### [Task objective]
Images embedded in the records are excluded; print everything else exactly as given.

[Begin Exercise inputs]

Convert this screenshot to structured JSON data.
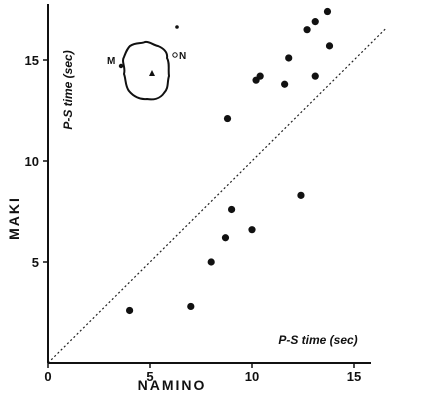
{
  "chart_data": {
    "type": "scatter",
    "xlabel": "NAMINO",
    "ylabel": "MAKI",
    "x_annotation": "P-S time (sec)",
    "y_annotation": "P-S time (sec)",
    "xlim": [
      0,
      15.5
    ],
    "ylim": [
      0,
      17.5
    ],
    "x_ticks": [
      "0",
      "5",
      "10",
      "15"
    ],
    "y_ticks": [
      "5",
      "10",
      "15"
    ],
    "reference_line": "y = x (dashed)",
    "points": [
      {
        "x": 4.0,
        "y": 2.6
      },
      {
        "x": 7.0,
        "y": 2.8
      },
      {
        "x": 8.0,
        "y": 5.0
      },
      {
        "x": 8.7,
        "y": 6.2
      },
      {
        "x": 9.0,
        "y": 7.6
      },
      {
        "x": 10.0,
        "y": 6.6
      },
      {
        "x": 8.8,
        "y": 12.1
      },
      {
        "x": 10.2,
        "y": 14.0
      },
      {
        "x": 10.4,
        "y": 14.2
      },
      {
        "x": 11.6,
        "y": 13.8
      },
      {
        "x": 11.8,
        "y": 15.1
      },
      {
        "x": 12.4,
        "y": 8.3
      },
      {
        "x": 12.7,
        "y": 16.5
      },
      {
        "x": 13.1,
        "y": 16.9
      },
      {
        "x": 13.1,
        "y": 14.2
      },
      {
        "x": 13.7,
        "y": 17.4
      },
      {
        "x": 13.8,
        "y": 15.7
      }
    ],
    "inset_map": {
      "labels": {
        "station_left": "M",
        "station_right": "N"
      }
    }
  }
}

[End Exercise inputs]

### [Solution to this exercise]
Convert this screenshot to structured JSON data.
{
  "chart_data": {
    "type": "scatter",
    "xlabel": "NAMINO",
    "ylabel": "MAKI",
    "x_annotation": "P-S time (sec)",
    "y_annotation": "P-S time (sec)",
    "xlim": [
      0,
      15.5
    ],
    "ylim": [
      0,
      17.5
    ],
    "x_ticks": [
      "0",
      "5",
      "10",
      "15"
    ],
    "y_ticks": [
      "5",
      "10",
      "15"
    ],
    "reference_line": "y = x (dashed)",
    "points": [
      {
        "x": 4.0,
        "y": 2.6
      },
      {
        "x": 7.0,
        "y": 2.8
      },
      {
        "x": 8.0,
        "y": 5.0
      },
      {
        "x": 8.7,
        "y": 6.2
      },
      {
        "x": 9.0,
        "y": 7.6
      },
      {
        "x": 10.0,
        "y": 6.6
      },
      {
        "x": 8.8,
        "y": 12.1
      },
      {
        "x": 10.2,
        "y": 14.0
      },
      {
        "x": 10.4,
        "y": 14.2
      },
      {
        "x": 11.6,
        "y": 13.8
      },
      {
        "x": 11.8,
        "y": 15.1
      },
      {
        "x": 12.4,
        "y": 8.3
      },
      {
        "x": 12.7,
        "y": 16.5
      },
      {
        "x": 13.1,
        "y": 16.9
      },
      {
        "x": 13.1,
        "y": 14.2
      },
      {
        "x": 13.7,
        "y": 17.4
      },
      {
        "x": 13.8,
        "y": 15.7
      }
    ],
    "inset_map": {
      "labels": {
        "station_left": "M",
        "station_right": "N"
      }
    }
  }
}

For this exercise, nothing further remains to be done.